All the data should come back exactly as it was given.

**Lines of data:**
>> Begin
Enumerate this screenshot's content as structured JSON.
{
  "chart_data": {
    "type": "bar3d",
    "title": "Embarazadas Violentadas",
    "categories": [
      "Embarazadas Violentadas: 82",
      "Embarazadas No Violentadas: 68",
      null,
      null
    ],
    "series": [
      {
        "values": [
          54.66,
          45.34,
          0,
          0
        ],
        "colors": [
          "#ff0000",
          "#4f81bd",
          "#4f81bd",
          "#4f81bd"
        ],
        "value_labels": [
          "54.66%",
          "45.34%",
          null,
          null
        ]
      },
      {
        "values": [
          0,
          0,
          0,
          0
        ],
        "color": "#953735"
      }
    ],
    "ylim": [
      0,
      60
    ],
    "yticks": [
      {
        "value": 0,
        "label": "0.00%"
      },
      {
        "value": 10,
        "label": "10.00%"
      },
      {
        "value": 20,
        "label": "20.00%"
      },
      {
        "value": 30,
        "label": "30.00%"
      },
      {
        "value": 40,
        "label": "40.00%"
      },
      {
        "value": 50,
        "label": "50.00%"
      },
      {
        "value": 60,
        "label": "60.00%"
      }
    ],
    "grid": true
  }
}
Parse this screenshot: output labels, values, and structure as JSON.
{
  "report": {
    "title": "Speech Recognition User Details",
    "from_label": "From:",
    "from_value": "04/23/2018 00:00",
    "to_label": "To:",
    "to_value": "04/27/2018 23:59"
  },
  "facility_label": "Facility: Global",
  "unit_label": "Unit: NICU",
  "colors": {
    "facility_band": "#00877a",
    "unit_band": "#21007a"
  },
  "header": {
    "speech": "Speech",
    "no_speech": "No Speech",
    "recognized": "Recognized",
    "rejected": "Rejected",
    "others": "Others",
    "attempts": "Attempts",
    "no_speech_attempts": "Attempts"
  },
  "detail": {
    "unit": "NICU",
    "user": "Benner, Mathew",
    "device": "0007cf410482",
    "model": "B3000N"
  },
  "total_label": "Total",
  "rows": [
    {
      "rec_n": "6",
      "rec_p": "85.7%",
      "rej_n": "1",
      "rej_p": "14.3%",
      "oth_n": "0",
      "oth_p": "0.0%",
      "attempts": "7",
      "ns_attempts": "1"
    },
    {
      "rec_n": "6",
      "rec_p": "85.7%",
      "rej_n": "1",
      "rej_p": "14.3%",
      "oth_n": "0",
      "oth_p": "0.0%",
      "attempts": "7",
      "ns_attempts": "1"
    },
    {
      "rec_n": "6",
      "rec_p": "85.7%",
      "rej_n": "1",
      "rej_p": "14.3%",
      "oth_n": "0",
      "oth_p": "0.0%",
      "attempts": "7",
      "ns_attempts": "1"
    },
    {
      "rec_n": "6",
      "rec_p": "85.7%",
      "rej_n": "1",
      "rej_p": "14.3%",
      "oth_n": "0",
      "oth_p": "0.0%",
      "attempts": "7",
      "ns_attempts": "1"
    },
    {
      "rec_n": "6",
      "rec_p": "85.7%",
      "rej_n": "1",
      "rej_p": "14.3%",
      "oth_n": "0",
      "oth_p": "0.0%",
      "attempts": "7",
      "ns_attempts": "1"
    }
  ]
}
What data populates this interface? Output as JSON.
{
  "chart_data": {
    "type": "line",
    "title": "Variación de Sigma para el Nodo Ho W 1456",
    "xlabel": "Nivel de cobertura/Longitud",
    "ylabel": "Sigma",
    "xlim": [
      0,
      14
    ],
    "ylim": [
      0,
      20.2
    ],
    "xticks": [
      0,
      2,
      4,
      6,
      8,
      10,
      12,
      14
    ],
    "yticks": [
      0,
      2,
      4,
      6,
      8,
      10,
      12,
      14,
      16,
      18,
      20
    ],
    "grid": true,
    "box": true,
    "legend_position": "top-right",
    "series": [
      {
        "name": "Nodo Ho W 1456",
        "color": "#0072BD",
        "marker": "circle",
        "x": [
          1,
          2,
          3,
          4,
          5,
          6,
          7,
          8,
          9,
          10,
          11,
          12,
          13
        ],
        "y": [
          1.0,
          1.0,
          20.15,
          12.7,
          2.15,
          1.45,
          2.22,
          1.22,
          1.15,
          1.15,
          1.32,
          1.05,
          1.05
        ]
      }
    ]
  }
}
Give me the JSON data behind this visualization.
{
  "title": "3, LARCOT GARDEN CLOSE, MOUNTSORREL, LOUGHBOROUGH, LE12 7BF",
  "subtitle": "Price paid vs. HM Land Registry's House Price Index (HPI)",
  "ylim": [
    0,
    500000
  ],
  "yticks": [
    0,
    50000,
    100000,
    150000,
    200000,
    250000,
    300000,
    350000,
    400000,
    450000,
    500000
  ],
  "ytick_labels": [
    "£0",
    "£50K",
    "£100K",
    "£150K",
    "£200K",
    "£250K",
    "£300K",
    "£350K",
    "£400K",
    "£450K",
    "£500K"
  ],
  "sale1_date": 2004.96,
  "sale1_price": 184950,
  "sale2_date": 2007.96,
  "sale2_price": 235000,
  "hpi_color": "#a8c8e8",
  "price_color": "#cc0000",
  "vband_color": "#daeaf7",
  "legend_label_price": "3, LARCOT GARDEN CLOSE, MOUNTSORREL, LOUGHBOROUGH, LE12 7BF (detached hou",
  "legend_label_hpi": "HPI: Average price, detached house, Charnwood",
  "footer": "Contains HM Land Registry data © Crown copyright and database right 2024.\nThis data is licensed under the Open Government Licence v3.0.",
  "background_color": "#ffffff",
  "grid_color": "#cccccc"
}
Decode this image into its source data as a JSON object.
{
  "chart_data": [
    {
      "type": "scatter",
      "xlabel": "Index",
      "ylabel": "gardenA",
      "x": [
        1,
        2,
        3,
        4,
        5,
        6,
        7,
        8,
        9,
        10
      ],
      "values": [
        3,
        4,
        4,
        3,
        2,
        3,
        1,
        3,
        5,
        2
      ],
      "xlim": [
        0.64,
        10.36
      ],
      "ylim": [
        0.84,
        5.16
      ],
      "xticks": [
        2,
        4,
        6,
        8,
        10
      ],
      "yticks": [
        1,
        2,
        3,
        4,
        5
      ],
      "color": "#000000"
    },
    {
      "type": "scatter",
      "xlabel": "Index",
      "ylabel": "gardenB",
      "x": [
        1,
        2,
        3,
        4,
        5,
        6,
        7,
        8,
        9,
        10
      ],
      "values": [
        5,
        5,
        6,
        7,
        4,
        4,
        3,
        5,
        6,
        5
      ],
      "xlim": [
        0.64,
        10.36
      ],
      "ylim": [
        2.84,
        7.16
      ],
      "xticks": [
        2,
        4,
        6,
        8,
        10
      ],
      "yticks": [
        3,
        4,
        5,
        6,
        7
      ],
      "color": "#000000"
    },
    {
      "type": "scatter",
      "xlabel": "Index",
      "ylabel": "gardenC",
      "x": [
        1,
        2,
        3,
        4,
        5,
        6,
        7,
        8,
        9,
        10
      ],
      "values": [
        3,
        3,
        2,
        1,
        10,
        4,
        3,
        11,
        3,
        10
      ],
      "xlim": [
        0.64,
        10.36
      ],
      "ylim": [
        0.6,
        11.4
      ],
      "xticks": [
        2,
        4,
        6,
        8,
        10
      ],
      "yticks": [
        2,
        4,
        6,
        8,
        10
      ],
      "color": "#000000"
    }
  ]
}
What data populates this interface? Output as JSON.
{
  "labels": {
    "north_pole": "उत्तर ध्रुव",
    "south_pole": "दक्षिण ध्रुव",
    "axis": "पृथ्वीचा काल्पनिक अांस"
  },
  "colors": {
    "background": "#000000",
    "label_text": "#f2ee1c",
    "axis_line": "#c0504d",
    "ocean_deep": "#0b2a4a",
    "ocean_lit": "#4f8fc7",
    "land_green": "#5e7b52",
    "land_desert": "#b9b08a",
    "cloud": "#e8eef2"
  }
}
>> End
**Right answer:**
Enumerate this screenshot's content as structured JSON.
{
  "chart_data": {
    "type": "bar3d",
    "title": "Embarazadas Violentadas",
    "categories": [
      "Embarazadas Violentadas: 82",
      "Embarazadas No Violentadas: 68",
      null,
      null
    ],
    "series": [
      {
        "values": [
          54.66,
          45.34,
          0,
          0
        ],
        "colors": [
          "#ff0000",
          "#4f81bd",
          "#4f81bd",
          "#4f81bd"
        ],
        "value_labels": [
          "54.66%",
          "45.34%",
          null,
          null
        ]
      },
      {
        "values": [
          0,
          0,
          0,
          0
        ],
        "color": "#953735"
      }
    ],
    "ylim": [
      0,
      60
    ],
    "yticks": [
      {
        "value": 0,
        "label": "0.00%"
      },
      {
        "value": 10,
        "label": "10.00%"
      },
      {
        "value": 20,
        "label": "20.00%"
      },
      {
        "value": 30,
        "label": "30.00%"
      },
      {
        "value": 40,
        "label": "40.00%"
      },
      {
        "value": 50,
        "label": "50.00%"
      },
      {
        "value": 60,
        "label": "60.00%"
      }
    ],
    "grid": true
  }
}
Parse this screenshot: output labels, values, and structure as JSON.
{
  "report": {
    "title": "Speech Recognition User Details",
    "from_label": "From:",
    "from_value": "04/23/2018 00:00",
    "to_label": "To:",
    "to_value": "04/27/2018 23:59"
  },
  "facility_label": "Facility: Global",
  "unit_label": "Unit: NICU",
  "colors": {
    "facility_band": "#00877a",
    "unit_band": "#21007a"
  },
  "header": {
    "speech": "Speech",
    "no_speech": "No Speech",
    "recognized": "Recognized",
    "rejected": "Rejected",
    "others": "Others",
    "attempts": "Attempts",
    "no_speech_attempts": "Attempts"
  },
  "detail": {
    "unit": "NICU",
    "user": "Benner, Mathew",
    "device": "0007cf410482",
    "model": "B3000N"
  },
  "total_label": "Total",
  "rows": [
    {
      "rec_n": "6",
      "rec_p": "85.7%",
      "rej_n": "1",
      "rej_p": "14.3%",
      "oth_n": "0",
      "oth_p": "0.0%",
      "attempts": "7",
      "ns_attempts": "1"
    },
    {
      "rec_n": "6",
      "rec_p": "85.7%",
      "rej_n": "1",
      "rej_p": "14.3%",
      "oth_n": "0",
      "oth_p": "0.0%",
      "attempts": "7",
      "ns_attempts": "1"
    },
    {
      "rec_n": "6",
      "rec_p": "85.7%",
      "rej_n": "1",
      "rej_p": "14.3%",
      "oth_n": "0",
      "oth_p": "0.0%",
      "attempts": "7",
      "ns_attempts": "1"
    },
    {
      "rec_n": "6",
      "rec_p": "85.7%",
      "rej_n": "1",
      "rej_p": "14.3%",
      "oth_n": "0",
      "oth_p": "0.0%",
      "attempts": "7",
      "ns_attempts": "1"
    },
    {
      "rec_n": "6",
      "rec_p": "85.7%",
      "rej_n": "1",
      "rej_p": "14.3%",
      "oth_n": "0",
      "oth_p": "0.0%",
      "attempts": "7",
      "ns_attempts": "1"
    }
  ]
}
What data populates this interface? Output as JSON.
{
  "chart_data": {
    "type": "line",
    "title": "Variación de Sigma para el Nodo Ho W 1456",
    "xlabel": "Nivel de cobertura/Longitud",
    "ylabel": "Sigma",
    "xlim": [
      0,
      14
    ],
    "ylim": [
      0,
      20.2
    ],
    "xticks": [
      0,
      2,
      4,
      6,
      8,
      10,
      12,
      14
    ],
    "yticks": [
      0,
      2,
      4,
      6,
      8,
      10,
      12,
      14,
      16,
      18,
      20
    ],
    "grid": true,
    "box": true,
    "legend_position": "top-right",
    "series": [
      {
        "name": "Nodo Ho W 1456",
        "color": "#0072BD",
        "marker": "circle",
        "x": [
          1,
          2,
          3,
          4,
          5,
          6,
          7,
          8,
          9,
          10,
          11,
          12,
          13
        ],
        "y": [
          1.0,
          1.0,
          20.15,
          12.7,
          2.15,
          1.45,
          2.22,
          1.22,
          1.15,
          1.15,
          1.32,
          1.05,
          1.05
        ]
      }
    ]
  }
}
Give me the JSON data behind this visualization.
{
  "title": "3, LARCOT GARDEN CLOSE, MOUNTSORREL, LOUGHBOROUGH, LE12 7BF",
  "subtitle": "Price paid vs. HM Land Registry's House Price Index (HPI)",
  "ylim": [
    0,
    500000
  ],
  "yticks": [
    0,
    50000,
    100000,
    150000,
    200000,
    250000,
    300000,
    350000,
    400000,
    450000,
    500000
  ],
  "ytick_labels": [
    "£0",
    "£50K",
    "£100K",
    "£150K",
    "£200K",
    "£250K",
    "£300K",
    "£350K",
    "£400K",
    "£450K",
    "£500K"
  ],
  "sale1_date": 2004.96,
  "sale1_price": 184950,
  "sale2_date": 2007.96,
  "sale2_price": 235000,
  "hpi_color": "#a8c8e8",
  "price_color": "#cc0000",
  "vband_color": "#daeaf7",
  "legend_label_price": "3, LARCOT GARDEN CLOSE, MOUNTSORREL, LOUGHBOROUGH, LE12 7BF (detached hou",
  "legend_label_hpi": "HPI: Average price, detached house, Charnwood",
  "footer": "Contains HM Land Registry data © Crown copyright and database right 2024.\nThis data is licensed under the Open Government Licence v3.0.",
  "background_color": "#ffffff",
  "grid_color": "#cccccc"
}
Decode this image into its source data as a JSON object.
{
  "chart_data": [
    {
      "type": "scatter",
      "xlabel": "Index",
      "ylabel": "gardenA",
      "x": [
        1,
        2,
        3,
        4,
        5,
        6,
        7,
        8,
        9,
        10
      ],
      "values": [
        3,
        4,
        4,
        3,
        2,
        3,
        1,
        3,
        5,
        2
      ],
      "xlim": [
        0.64,
        10.36
      ],
      "ylim": [
        0.84,
        5.16
      ],
      "xticks": [
        2,
        4,
        6,
        8,
        10
      ],
      "yticks": [
        1,
        2,
        3,
        4,
        5
      ],
      "color": "#000000"
    },
    {
      "type": "scatter",
      "xlabel": "Index",
      "ylabel": "gardenB",
      "x": [
        1,
        2,
        3,
        4,
        5,
        6,
        7,
        8,
        9,
        10
      ],
      "values": [
        5,
        5,
        6,
        7,
        4,
        4,
        3,
        5,
        6,
        5
      ],
      "xlim": [
        0.64,
        10.36
      ],
      "ylim": [
        2.84,
        7.16
      ],
      "xticks": [
        2,
        4,
        6,
        8,
        10
      ],
      "yticks": [
        3,
        4,
        5,
        6,
        7
      ],
      "color": "#000000"
    },
    {
      "type": "scatter",
      "xlabel": "Index",
      "ylabel": "gardenC",
      "x": [
        1,
        2,
        3,
        4,
        5,
        6,
        7,
        8,
        9,
        10
      ],
      "values": [
        3,
        3,
        2,
        1,
        10,
        4,
        3,
        11,
        3,
        10
      ],
      "xlim": [
        0.64,
        10.36
      ],
      "ylim": [
        0.6,
        11.4
      ],
      "xticks": [
        2,
        4,
        6,
        8,
        10
      ],
      "yticks": [
        2,
        4,
        6,
        8,
        10
      ],
      "color": "#000000"
    }
  ]
}
What data populates this interface? Output as JSON.
{
  "labels": {
    "north_pole": "उत्तर ध्रुव",
    "south_pole": "दक्षिण ध्रुव",
    "axis": "पृथ्वीचा काल्पनिक अांस"
  },
  "colors": {
    "background": "#000000",
    "label_text": "#f2ee1c",
    "axis_line": "#c0504d",
    "ocean_deep": "#0b2a4a",
    "ocean_lit": "#4f8fc7",
    "land_green": "#5e7b52",
    "land_desert": "#b9b08a",
    "cloud": "#e8eef2"
  }
}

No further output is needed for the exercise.